## What you are asked to do
Isolate every line in the data with the string "have" and copy it.

## Exercise data

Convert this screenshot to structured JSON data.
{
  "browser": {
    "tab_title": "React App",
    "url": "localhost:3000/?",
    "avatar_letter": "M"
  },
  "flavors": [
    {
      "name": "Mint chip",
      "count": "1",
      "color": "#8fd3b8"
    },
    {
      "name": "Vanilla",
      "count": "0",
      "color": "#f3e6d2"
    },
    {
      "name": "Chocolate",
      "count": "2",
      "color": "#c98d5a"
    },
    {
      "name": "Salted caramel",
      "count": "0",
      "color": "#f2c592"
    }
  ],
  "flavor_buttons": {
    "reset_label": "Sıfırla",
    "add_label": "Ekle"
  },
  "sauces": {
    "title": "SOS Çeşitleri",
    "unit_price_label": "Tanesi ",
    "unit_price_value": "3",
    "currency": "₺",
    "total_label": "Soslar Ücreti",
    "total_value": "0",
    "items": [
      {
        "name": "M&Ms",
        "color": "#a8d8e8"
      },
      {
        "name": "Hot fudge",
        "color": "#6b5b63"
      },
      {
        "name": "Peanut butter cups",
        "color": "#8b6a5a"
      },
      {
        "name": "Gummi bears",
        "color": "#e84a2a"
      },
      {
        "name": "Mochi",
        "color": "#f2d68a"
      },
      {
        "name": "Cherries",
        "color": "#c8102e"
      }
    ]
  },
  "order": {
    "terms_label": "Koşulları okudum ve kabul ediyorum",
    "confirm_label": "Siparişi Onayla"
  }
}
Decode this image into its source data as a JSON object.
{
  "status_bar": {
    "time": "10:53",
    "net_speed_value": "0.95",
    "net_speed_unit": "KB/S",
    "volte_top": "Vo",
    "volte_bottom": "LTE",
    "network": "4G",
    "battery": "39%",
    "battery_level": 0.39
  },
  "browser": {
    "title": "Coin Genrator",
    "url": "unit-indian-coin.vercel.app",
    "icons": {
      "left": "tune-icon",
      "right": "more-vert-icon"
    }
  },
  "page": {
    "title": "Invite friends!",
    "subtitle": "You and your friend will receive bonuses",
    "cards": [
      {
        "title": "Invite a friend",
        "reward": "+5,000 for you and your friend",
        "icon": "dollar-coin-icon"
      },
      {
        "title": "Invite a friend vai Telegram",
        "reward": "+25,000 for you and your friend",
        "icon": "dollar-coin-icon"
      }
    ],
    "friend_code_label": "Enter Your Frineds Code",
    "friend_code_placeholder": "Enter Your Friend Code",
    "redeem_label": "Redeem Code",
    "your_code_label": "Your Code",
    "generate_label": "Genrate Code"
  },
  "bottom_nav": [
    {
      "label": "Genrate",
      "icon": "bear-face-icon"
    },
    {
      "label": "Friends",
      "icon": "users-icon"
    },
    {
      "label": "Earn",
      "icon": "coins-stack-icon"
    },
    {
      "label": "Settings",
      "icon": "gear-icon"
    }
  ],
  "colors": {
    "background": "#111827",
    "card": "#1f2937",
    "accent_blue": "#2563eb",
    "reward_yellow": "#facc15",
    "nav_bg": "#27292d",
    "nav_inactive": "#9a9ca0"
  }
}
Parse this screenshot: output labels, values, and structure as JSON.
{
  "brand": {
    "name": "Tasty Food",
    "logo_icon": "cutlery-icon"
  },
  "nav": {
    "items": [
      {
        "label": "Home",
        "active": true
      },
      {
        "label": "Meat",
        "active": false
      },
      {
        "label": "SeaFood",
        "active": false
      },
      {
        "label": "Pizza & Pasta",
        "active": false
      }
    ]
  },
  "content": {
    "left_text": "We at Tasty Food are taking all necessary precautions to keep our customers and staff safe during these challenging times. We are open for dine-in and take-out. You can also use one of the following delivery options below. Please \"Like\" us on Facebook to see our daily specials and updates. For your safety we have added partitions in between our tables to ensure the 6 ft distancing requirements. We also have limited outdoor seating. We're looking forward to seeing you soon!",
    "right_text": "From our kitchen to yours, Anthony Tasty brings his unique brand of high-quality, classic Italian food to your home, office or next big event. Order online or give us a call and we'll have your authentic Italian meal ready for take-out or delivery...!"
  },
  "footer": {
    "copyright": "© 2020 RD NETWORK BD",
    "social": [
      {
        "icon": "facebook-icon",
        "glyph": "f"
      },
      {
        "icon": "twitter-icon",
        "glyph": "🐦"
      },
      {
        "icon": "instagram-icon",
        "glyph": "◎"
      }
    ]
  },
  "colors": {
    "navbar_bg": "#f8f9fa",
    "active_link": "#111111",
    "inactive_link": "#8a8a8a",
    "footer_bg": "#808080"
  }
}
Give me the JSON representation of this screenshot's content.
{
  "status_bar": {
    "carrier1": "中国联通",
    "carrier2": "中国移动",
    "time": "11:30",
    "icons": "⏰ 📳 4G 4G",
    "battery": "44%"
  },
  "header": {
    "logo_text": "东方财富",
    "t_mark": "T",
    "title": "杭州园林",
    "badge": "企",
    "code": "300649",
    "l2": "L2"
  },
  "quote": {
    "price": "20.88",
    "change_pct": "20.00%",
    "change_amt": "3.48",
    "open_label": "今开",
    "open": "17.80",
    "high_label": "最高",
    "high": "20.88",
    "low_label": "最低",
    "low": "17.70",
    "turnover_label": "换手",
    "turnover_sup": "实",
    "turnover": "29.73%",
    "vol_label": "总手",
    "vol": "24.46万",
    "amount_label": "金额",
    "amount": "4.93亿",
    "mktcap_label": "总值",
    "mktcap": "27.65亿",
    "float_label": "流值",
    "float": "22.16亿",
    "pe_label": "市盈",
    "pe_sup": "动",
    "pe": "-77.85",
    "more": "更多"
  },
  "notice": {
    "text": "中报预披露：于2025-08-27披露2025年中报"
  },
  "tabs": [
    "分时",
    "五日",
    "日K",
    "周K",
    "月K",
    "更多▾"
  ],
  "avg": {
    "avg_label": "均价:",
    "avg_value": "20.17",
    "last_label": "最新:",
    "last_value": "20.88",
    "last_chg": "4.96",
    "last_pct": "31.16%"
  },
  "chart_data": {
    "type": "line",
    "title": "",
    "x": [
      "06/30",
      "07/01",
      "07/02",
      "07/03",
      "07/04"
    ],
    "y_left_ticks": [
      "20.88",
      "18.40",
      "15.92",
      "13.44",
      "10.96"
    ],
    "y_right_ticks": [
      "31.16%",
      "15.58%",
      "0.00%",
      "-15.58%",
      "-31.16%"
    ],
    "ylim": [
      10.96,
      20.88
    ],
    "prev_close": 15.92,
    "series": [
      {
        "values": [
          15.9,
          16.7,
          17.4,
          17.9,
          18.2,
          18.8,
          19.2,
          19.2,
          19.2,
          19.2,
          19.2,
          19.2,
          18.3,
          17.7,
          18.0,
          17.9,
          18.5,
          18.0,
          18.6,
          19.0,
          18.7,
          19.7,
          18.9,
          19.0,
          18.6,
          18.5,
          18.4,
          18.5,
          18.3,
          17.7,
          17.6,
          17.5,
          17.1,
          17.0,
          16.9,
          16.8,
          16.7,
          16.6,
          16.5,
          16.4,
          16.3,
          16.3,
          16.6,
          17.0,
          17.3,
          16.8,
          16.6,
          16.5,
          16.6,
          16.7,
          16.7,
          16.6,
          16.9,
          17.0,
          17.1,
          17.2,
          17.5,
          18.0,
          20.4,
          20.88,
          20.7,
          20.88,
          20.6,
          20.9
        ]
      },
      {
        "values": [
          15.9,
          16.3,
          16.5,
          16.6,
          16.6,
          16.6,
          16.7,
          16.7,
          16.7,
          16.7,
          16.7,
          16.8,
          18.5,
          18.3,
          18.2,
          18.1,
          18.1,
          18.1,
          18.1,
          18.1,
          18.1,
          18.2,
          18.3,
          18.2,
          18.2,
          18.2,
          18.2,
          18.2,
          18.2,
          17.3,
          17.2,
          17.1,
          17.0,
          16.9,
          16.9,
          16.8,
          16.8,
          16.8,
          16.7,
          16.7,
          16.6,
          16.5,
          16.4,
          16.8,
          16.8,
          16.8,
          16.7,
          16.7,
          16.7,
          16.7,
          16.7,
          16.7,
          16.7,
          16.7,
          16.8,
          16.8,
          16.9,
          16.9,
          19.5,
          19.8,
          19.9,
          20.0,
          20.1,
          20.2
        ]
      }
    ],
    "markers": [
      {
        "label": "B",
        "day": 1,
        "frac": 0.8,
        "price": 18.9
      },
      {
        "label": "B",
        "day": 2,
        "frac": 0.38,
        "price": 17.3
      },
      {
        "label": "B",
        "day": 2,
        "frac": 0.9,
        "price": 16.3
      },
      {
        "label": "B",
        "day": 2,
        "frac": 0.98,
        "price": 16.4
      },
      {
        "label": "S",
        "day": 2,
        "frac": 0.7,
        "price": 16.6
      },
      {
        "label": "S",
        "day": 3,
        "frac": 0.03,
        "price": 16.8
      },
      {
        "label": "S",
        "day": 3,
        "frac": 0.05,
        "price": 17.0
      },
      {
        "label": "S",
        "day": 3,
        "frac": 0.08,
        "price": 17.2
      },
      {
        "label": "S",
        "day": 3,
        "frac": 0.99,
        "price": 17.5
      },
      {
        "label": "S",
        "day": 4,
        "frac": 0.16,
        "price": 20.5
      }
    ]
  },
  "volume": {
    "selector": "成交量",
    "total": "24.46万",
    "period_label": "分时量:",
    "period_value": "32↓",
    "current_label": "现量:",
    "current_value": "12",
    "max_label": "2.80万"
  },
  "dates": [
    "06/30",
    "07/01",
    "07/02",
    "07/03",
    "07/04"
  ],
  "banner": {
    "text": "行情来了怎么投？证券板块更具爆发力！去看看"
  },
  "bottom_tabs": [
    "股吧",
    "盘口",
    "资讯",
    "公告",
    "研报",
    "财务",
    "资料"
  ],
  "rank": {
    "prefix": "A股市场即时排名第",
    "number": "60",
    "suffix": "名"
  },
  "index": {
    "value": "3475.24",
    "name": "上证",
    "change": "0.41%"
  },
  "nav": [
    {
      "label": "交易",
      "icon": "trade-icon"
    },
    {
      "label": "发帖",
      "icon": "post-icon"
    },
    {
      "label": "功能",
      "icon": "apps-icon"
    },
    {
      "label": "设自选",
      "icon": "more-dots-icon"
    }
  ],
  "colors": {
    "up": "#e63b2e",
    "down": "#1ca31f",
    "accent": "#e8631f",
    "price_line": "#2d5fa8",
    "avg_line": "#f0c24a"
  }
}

## Task output
    "left_text": "We at Tasty Food are taking all necessary precautions to keep our customers and staff safe during these challenging times. We are open for dine-in and take-out. You can also use one of the following delivery options below. Please \"Like\" us on Facebook to see our daily specials and updates. For your safety we have added partitions in between our tables to ensure the 6 ft distancing requirements. We also have limited outdoor seating. We're looking forward to seeing you soon!",
    "right_text": "From our kitchen to yours, Anthony Tasty brings his unique brand of high-quality, classic Italian food to your home, office or next big event. Order online or give us a call and we'll have your authentic Italian meal ready for take-out or delivery...!"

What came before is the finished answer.